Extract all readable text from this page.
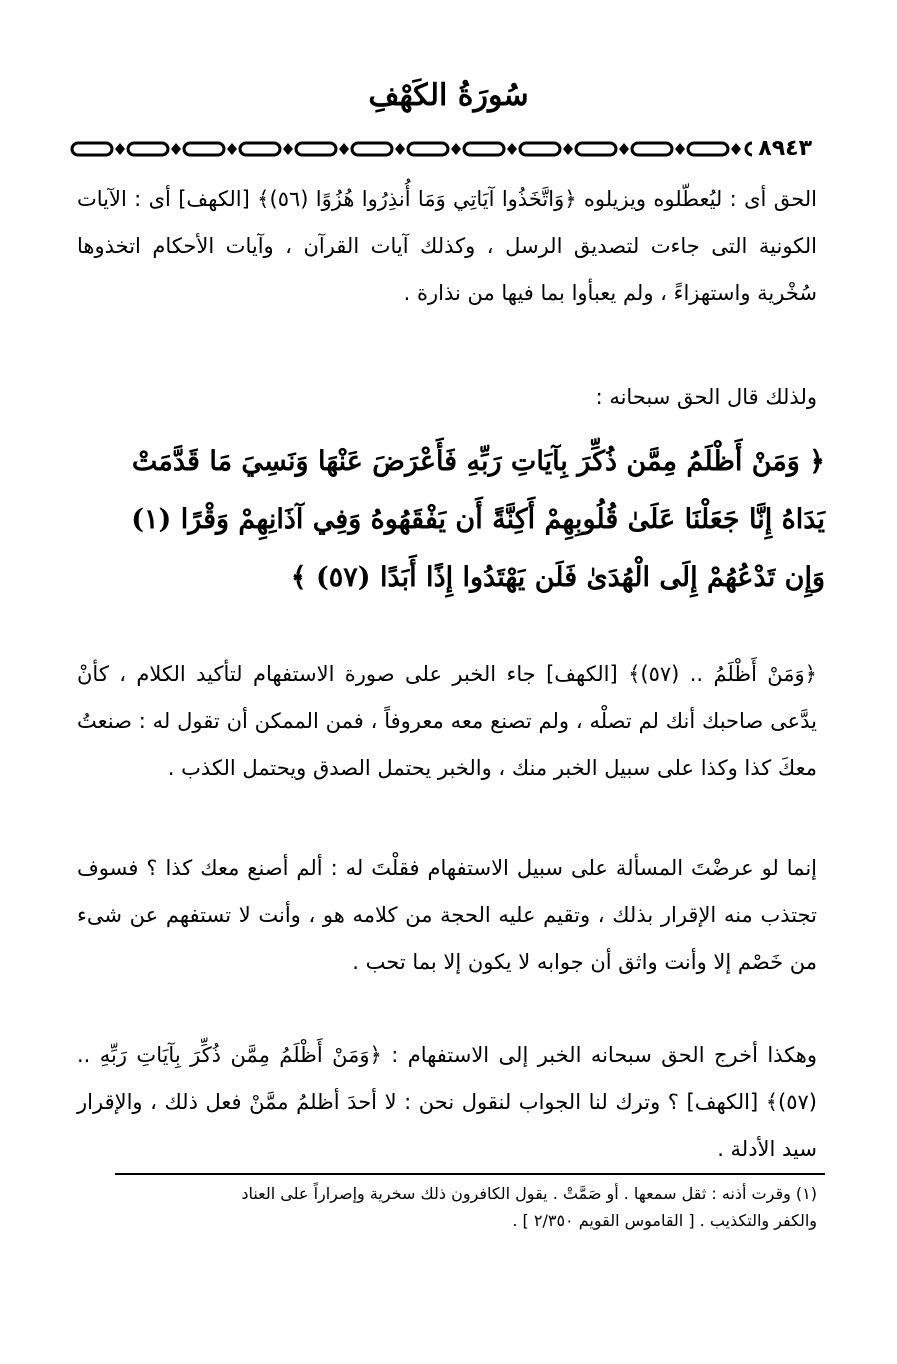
سُورَةُ الكَهْفِ
٨٩٤٣

الحق أى : ليُعطّلوه ويزيلوه ﴿وَاتَّخَذُوا آيَاتِي وَمَا أُنذِرُوا هُزُوًا (٥٦)﴾ [الكهف] أى : الآيات الكونية التى جاءت لتصديق الرسل ، وكذلك آيات القرآن ، وآيات الأحكام اتخذوها سُخْرية واستهزاءً ، ولم يعبأوا بما فيها من نذارة .

ولذلك قال الحق سبحانه :

﴿ وَمَنْ أَظْلَمُ مِمَّن ذُكِّرَ بِآيَاتِ رَبِّهِ فَأَعْرَضَ عَنْهَا وَنَسِيَ مَا قَدَّمَتْ
يَدَاهُ إِنَّا جَعَلْنَا عَلَىٰ قُلُوبِهِمْ أَكِنَّةً أَن يَفْقَهُوهُ وَفِي آذَانِهِمْ وَقْرًا (١)
وَإِن تَدْعُهُمْ إِلَى الْهُدَىٰ فَلَن يَهْتَدُوا إِذًا أَبَدًا (٥٧) ﴾

﴿وَمَنْ أَظْلَمُ .. (٥٧)﴾ [الكهف] جاء الخبر على صورة الاستفهام لتأكيد الكلام ، كأنْ يدَّعى صاحبك أنك لم تصلْه ، ولم تصنع معه معروفاً ، فمن الممكن أن تقول له : صنعتُ معكَ كذا وكذا على سبيل الخبر منك ، والخبر يحتمل الصدق ويحتمل الكذب .

إنما لو عرضْتَ المسألة على سبيل الاستفهام فقلْتَ له : ألم أصنع معك كذا ؟ فسوف تجتذب منه الإقرار بذلك ، وتقيم عليه الحجة من كلامه هو ، وأنت لا تستفهم عن شىء من خَصْم إلا وأنت واثق أن جوابه لا يكون إلا بما تحب .

وهكذا أخرج الحق سبحانه الخبر إلى الاستفهام : ﴿وَمَنْ أَظْلَمُ مِمَّن ذُكِّرَ بِآيَاتِ رَبِّهِ .. (٥٧)﴾ [الكهف] ؟ وترك لنا الجواب لنقول نحن : لا أحدَ أظلمُ ممَّنْ فعل ذلك ، والإقرار سيد الأدلة .

(١) وقرت أذنه : ثقل سمعها . أو صَمَّتْ . يقول الكافرون ذلك سخرية وإصراراً على العناد

والكفر والتكذيب . [ القاموس القويم ٢/٣٥٠ ] .
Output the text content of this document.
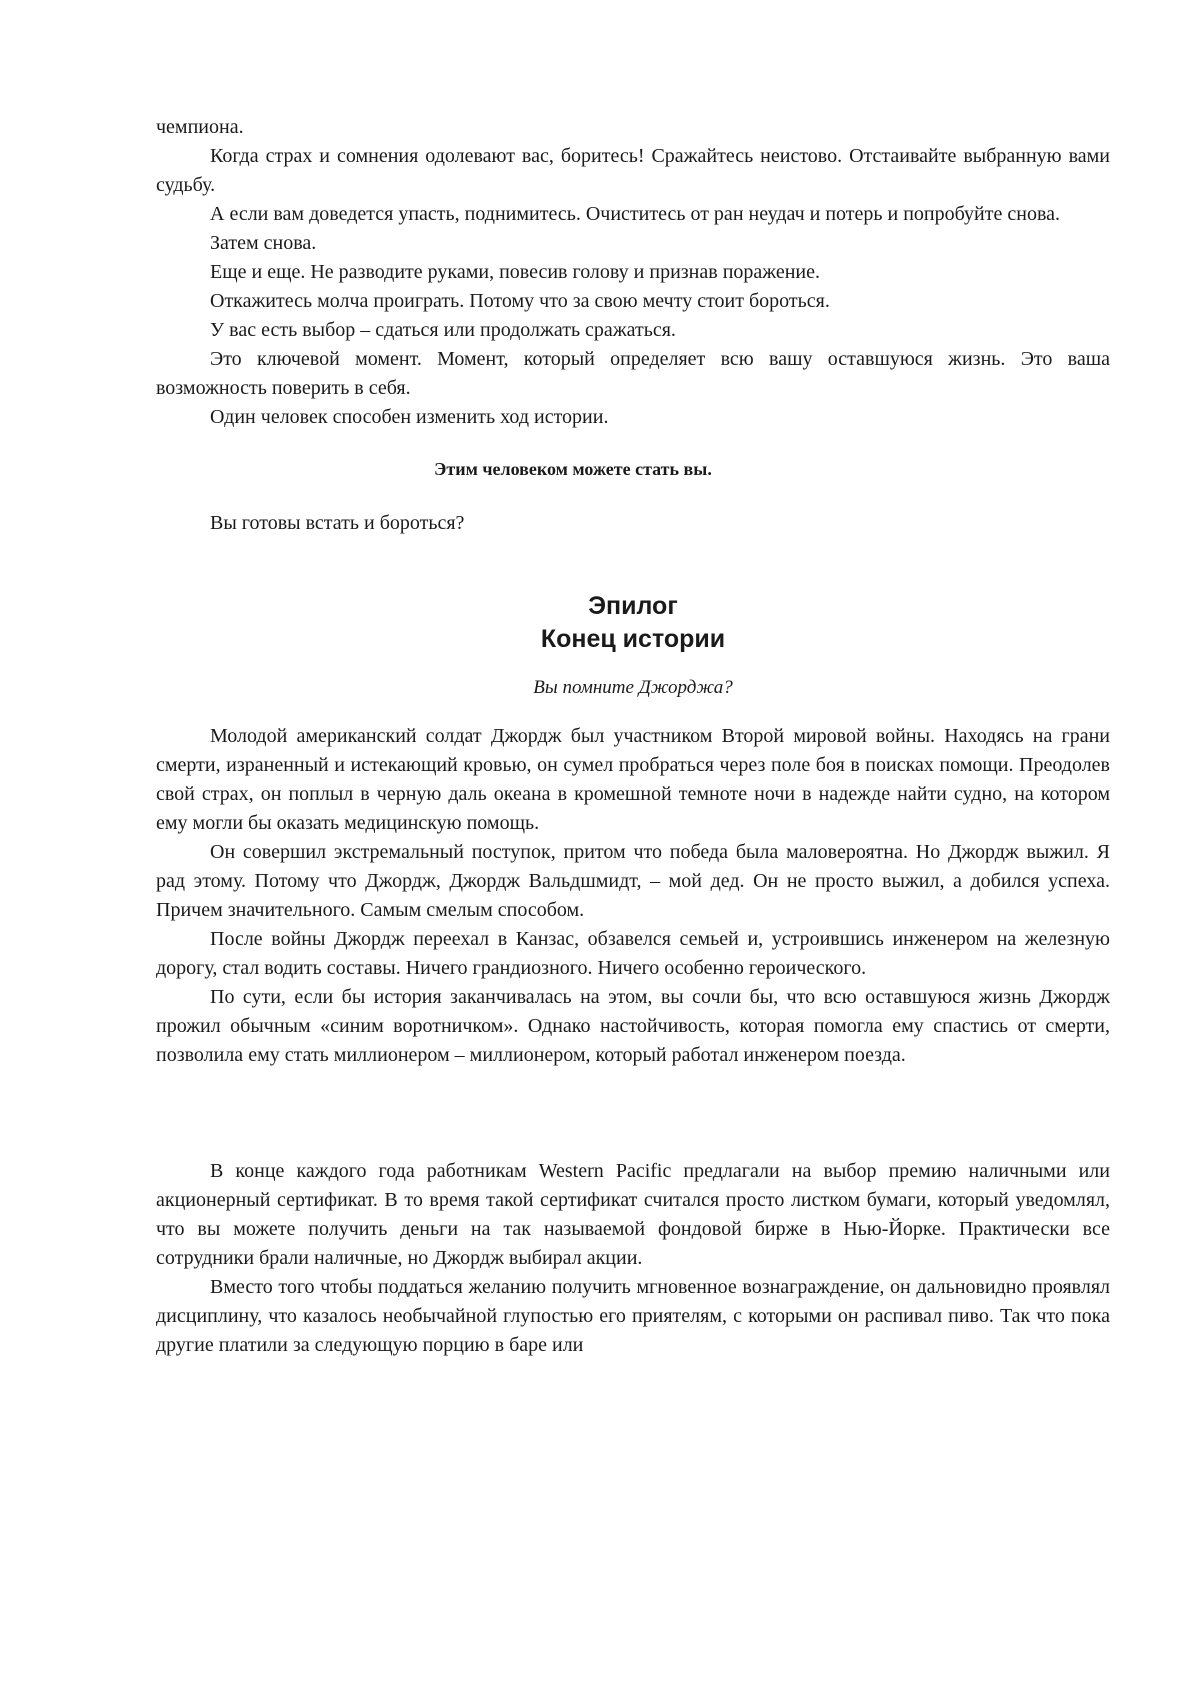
чемпиона.

Когда страх и сомнения одолевают вас, боритесь! Сражайтесь неистово. Отстаивайте выбранную вами судьбу.

А если вам доведется упасть, поднимитесь. Очиститесь от ран неудач и потерь и попробуйте снова.

Затем снова.

Еще и еще. Не разводите руками, повесив голову и признав поражение.

Откажитесь молча проиграть. Потому что за свою мечту стоит бороться.

У вас есть выбор – сдаться или продолжать сражаться.

Это ключевой момент. Момент, который определяет всю вашу оставшуюся жизнь. Это ваша возможность поверить в себя.

Один человек способен изменить ход истории.

Этим человеком можете стать вы.

Вы готовы встать и бороться?

Эпилог

Конец истории

Вы помните Джорджа?

Молодой американский солдат Джордж был участником Второй мировой войны. Находясь на грани смерти, израненный и истекающий кровью, он сумел пробраться через поле боя в поисках помощи. Преодолев свой страх, он поплыл в черную даль океана в кромешной темноте ночи в надежде найти судно, на котором ему могли бы оказать медицинскую помощь.

Он совершил экстремальный поступок, притом что победа была маловероятна. Но Джордж выжил. Я рад этому. Потому что Джордж, Джордж Вальдшмидт, – мой дед. Он не просто выжил, а добился успеха. Причем значительного. Самым смелым способом.

После войны Джордж переехал в Канзас, обзавелся семьей и, устроившись инженером на железную дорогу, стал водить составы. Ничего грандиозного. Ничего особенно героического.

По сути, если бы история заканчивалась на этом, вы сочли бы, что всю оставшуюся жизнь Джордж прожил обычным «синим воротничком». Однако настойчивость, которая помогла ему спастись от смерти, позволила ему стать миллионером – миллионером, который работал инженером поезда.

В конце каждого года работникам Western Pacific предлагали на выбор премию наличными или акционерный сертификат. В то время такой сертификат считался просто листком бумаги, который уведомлял, что вы можете получить деньги на так называемой фондовой бирже в Нью-Йорке. Практически все сотрудники брали наличные, но Джордж выбирал акции.

Вместо того чтобы поддаться желанию получить мгновенное вознаграждение, он дальновидно проявлял дисциплину, что казалось необычайной глупостью его приятелям, с которыми он распивал пиво. Так что пока другие платили за следующую порцию в баре или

____

Which lines of the data include "الاستفهام"? Copy each of them.

--- Answer in full ---
﴿وَمَنْ أَظْلَمُ .. (٥٧)﴾ [الكهف] جاء الخبر على صورة الاستفهام لتأكيد الكلام ، كأنْ يدَّعى صاحبك أنك لم تصلْه ، ولم تصنع معه معروفاً ، فمن الممكن أن تقول له : صنعتُ معكَ كذا وكذا على سبيل الخبر منك ، والخبر يحتمل الصدق ويحتمل الكذب .
إنما لو عرضْتَ المسألة على سبيل الاستفهام فقلْتَ له : ألم أصنع معك كذا ؟ فسوف تجتذب منه الإقرار بذلك ، وتقيم عليه الحجة من كلامه هو ، وأنت لا تستفهم عن شىء من خَصْم إلا وأنت واثق أن جوابه لا يكون إلا بما تحب .
وهكذا أخرج الحق سبحانه الخبر إلى الاستفهام : ﴿وَمَنْ أَظْلَمُ مِمَّن ذُكِّرَ بِآيَاتِ رَبِّهِ .. (٥٧)﴾ [الكهف] ؟ وترك لنا الجواب لنقول نحن : لا أحدَ أظلمُ ممَّنْ فعل ذلك ، والإقرار سيد الأدلة .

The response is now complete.